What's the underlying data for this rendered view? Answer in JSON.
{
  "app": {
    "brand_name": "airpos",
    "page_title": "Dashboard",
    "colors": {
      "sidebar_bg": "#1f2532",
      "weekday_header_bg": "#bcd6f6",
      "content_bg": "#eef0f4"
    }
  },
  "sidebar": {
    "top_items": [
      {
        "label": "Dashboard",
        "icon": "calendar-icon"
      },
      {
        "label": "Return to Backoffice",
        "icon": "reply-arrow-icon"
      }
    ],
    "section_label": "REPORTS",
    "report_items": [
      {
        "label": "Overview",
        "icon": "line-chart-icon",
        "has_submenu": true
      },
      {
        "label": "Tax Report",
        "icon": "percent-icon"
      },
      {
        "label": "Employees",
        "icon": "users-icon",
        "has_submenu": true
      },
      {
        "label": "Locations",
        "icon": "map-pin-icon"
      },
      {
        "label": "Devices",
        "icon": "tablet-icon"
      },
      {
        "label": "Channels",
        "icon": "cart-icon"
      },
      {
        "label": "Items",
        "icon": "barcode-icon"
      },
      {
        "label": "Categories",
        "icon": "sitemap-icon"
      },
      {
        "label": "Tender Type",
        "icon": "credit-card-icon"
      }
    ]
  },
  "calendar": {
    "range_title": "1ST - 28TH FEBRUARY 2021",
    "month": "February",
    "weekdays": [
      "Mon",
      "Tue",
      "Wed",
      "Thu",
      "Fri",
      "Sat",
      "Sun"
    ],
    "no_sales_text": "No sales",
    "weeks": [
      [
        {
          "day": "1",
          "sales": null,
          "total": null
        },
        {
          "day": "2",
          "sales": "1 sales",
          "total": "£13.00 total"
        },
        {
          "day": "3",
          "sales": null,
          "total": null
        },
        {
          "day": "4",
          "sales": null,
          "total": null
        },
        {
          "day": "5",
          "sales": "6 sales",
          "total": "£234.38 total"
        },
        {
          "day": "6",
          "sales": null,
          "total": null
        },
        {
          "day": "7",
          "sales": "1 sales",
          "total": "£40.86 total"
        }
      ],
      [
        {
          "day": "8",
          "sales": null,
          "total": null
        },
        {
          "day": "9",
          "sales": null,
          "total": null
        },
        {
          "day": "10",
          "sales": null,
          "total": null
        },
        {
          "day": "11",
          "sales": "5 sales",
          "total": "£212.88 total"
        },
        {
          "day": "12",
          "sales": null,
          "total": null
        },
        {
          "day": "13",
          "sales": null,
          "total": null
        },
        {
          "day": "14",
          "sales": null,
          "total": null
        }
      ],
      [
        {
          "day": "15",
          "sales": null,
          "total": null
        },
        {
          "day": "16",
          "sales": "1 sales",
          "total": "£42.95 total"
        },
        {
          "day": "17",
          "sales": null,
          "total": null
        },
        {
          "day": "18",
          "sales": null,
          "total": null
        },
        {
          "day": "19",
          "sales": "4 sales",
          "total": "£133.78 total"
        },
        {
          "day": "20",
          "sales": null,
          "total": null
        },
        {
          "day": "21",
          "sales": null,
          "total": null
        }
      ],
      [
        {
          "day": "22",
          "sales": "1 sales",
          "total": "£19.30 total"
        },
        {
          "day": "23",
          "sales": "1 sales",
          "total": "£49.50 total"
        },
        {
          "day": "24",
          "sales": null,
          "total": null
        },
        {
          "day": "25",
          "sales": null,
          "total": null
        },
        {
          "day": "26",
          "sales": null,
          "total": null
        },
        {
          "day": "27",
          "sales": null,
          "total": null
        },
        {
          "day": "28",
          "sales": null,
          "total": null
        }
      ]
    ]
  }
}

> _Your objective_:
Each line of the material above needs to be quoted exactly, please.

> _Task response_:
What's the underlying data for this rendered view? Answer in JSON.
{
  "app": {
    "brand_name": "airpos",
    "page_title": "Dashboard",
    "colors": {
      "sidebar_bg": "#1f2532",
      "weekday_header_bg": "#bcd6f6",
      "content_bg": "#eef0f4"
    }
  },
  "sidebar": {
    "top_items": [
      {
        "label": "Dashboard",
        "icon": "calendar-icon"
      },
      {
        "label": "Return to Backoffice",
        "icon": "reply-arrow-icon"
      }
    ],
    "section_label": "REPORTS",
    "report_items": [
      {
        "label": "Overview",
        "icon": "line-chart-icon",
        "has_submenu": true
      },
      {
        "label": "Tax Report",
        "icon": "percent-icon"
      },
      {
        "label": "Employees",
        "icon": "users-icon",
        "has_submenu": true
      },
      {
        "label": "Locations",
        "icon": "map-pin-icon"
      },
      {
        "label": "Devices",
        "icon": "tablet-icon"
      },
      {
        "label": "Channels",
        "icon": "cart-icon"
      },
      {
        "label": "Items",
        "icon": "barcode-icon"
      },
      {
        "label": "Categories",
        "icon": "sitemap-icon"
      },
      {
        "label": "Tender Type",
        "icon": "credit-card-icon"
      }
    ]
  },
  "calendar": {
    "range_title": "1ST - 28TH FEBRUARY 2021",
    "month": "February",
    "weekdays": [
      "Mon",
      "Tue",
      "Wed",
      "Thu",
      "Fri",
      "Sat",
      "Sun"
    ],
    "no_sales_text": "No sales",
    "weeks": [
      [
        {
          "day": "1",
          "sales": null,
          "total": null
        },
        {
          "day": "2",
          "sales": "1 sales",
          "total": "£13.00 total"
        },
        {
          "day": "3",
          "sales": null,
          "total": null
        },
        {
          "day": "4",
          "sales": null,
          "total": null
        },
        {
          "day": "5",
          "sales": "6 sales",
          "total": "£234.38 total"
        },
        {
          "day": "6",
          "sales": null,
          "total": null
        },
        {
          "day": "7",
          "sales": "1 sales",
          "total": "£40.86 total"
        }
      ],
      [
        {
          "day": "8",
          "sales": null,
          "total": null
        },
        {
          "day": "9",
          "sales": null,
          "total": null
        },
        {
          "day": "10",
          "sales": null,
          "total": null
        },
        {
          "day": "11",
          "sales": "5 sales",
          "total": "£212.88 total"
        },
        {
          "day": "12",
          "sales": null,
          "total": null
        },
        {
          "day": "13",
          "sales": null,
          "total": null
        },
        {
          "day": "14",
          "sales": null,
          "total": null
        }
      ],
      [
        {
          "day": "15",
          "sales": null,
          "total": null
        },
        {
          "day": "16",
          "sales": "1 sales",
          "total": "£42.95 total"
        },
        {
          "day": "17",
          "sales": null,
          "total": null
        },
        {
          "day": "18",
          "sales": null,
          "total": null
        },
        {
          "day": "19",
          "sales": "4 sales",
          "total": "£133.78 total"
        },
        {
          "day": "20",
          "sales": null,
          "total": null
        },
        {
          "day": "21",
          "sales": null,
          "total": null
        }
      ],
      [
        {
          "day": "22",
          "sales": "1 sales",
          "total": "£19.30 total"
        },
        {
          "day": "23",
          "sales": "1 sales",
          "total": "£49.50 total"
        },
        {
          "day": "24",
          "sales": null,
          "total": null
        },
        {
          "day": "25",
          "sales": null,
          "total": null
        },
        {
          "day": "26",
          "sales": null,
          "total": null
        },
        {
          "day": "27",
          "sales": null,
          "total": null
        },
        {
          "day": "28",
          "sales": null,
          "total": null
        }
      ]
    ]
  }
}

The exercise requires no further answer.